PASSAGE GIVEN:
□ □ □ □

Flash of inspiration: Ashridge Business School’s infrastructure overhaul

As one of the world’s leading business schools, Ashridge relies on a fast and responsive IT architecture to support its prestigious education programmes and extensive hosted events.

Four hundred on-site staff is enough of a task to manage, but 190 bedrooms and 8,000 clients coming through the doors every year means ageing infrastructure just won’t do.

That, however, was the case with Ashridge’s HP storage area network (SAN), which was coming to the end of warranty. Relying on HP for much of its core infrastructure, Ashridge is generally a happy customer, but its SAN was in dire need of an update.

With no solid-state disk, the solution had a low amount of caching and intelligence, with no compression or de-duplication – a very ‘year 2000 kind of SAN architecture’, as IT operations manager Matt Woodland puts it.

‘It was causing us various operational issues, and a knock-on effect to our internal users,’ he says. ‘Any sort of physical issues would cause a restriping, which means the system would slow down and essentially become unusable while it caught up with itself.

‘And the speed of accessing the systems was quite slow, so users complained that they couldn’t access their reports, business intelligence, day-to-day email and every other system they used.’

Woodland and his team therefore embarked on a project to replace the SAN, identifying a number of vendors that they thought they would like to work with.

‘Some we had difficult conversations with, and some we found it difficult to have conversations with, but a couple of them resulted in a proof of concept (PoC) in June 2013,’ Woodland says.

Despite this struggle with some vendors, Ashridge fortunately found success with Nimble Storage. So much so that it never let the PoC go back.

‘We liked it so much that after about half a day we knew that this was the kit for us, and the next day the majority of our live servers were serving off the Nimble,’ Woodland says. ‘So the actual implementation was within 24 hours.’

No flash in the pan

The solution of choice was Nimble CS220G, a flash-optimised hybrid storage array that supports virtual workloads, which was ideal considering that Ashridge has fully virtualised all of its in-house services.

It currently has one Nimble SAN connected to its 10GB network, so 20GB going into the SAN. And it has recently ordered its second array, which will be split across its two on-site data centres, each with half of the live spinning data and a snapshot of what the other half has.

□ □ □ □

COLLECTED DATA:
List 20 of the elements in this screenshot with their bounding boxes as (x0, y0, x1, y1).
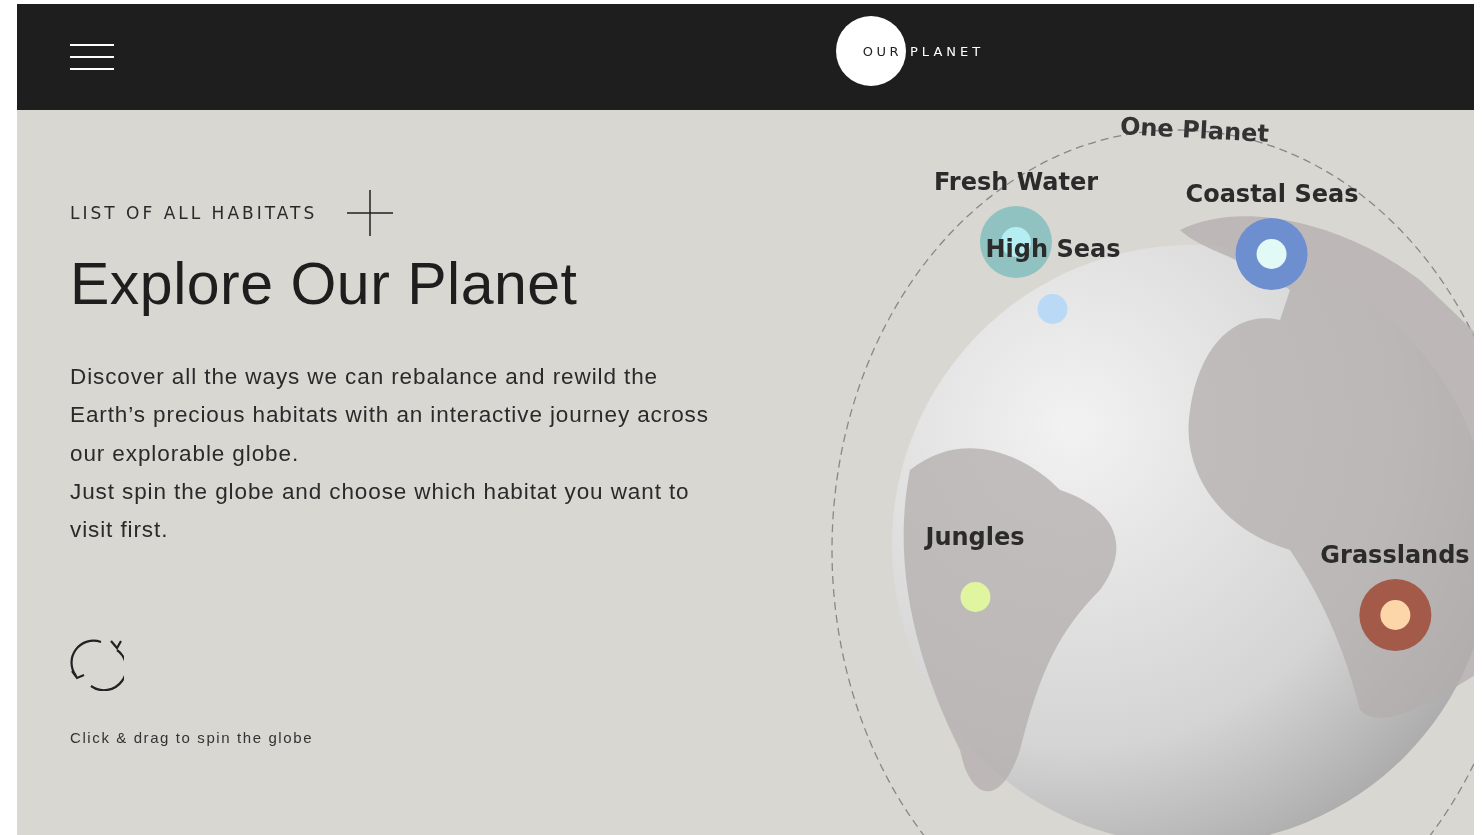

□ □ □ □

TASK STATEMENT: From the Ashridge storage article above, reproduce everything from "The solution of" down to "its in-house services.".

ANSWER:
The solution of choice was Nimble CS220G, a flash-optimised hybrid storage array that supports virtual workloads, which was ideal considering that Ashridge has fully virtualised all of its in-house services.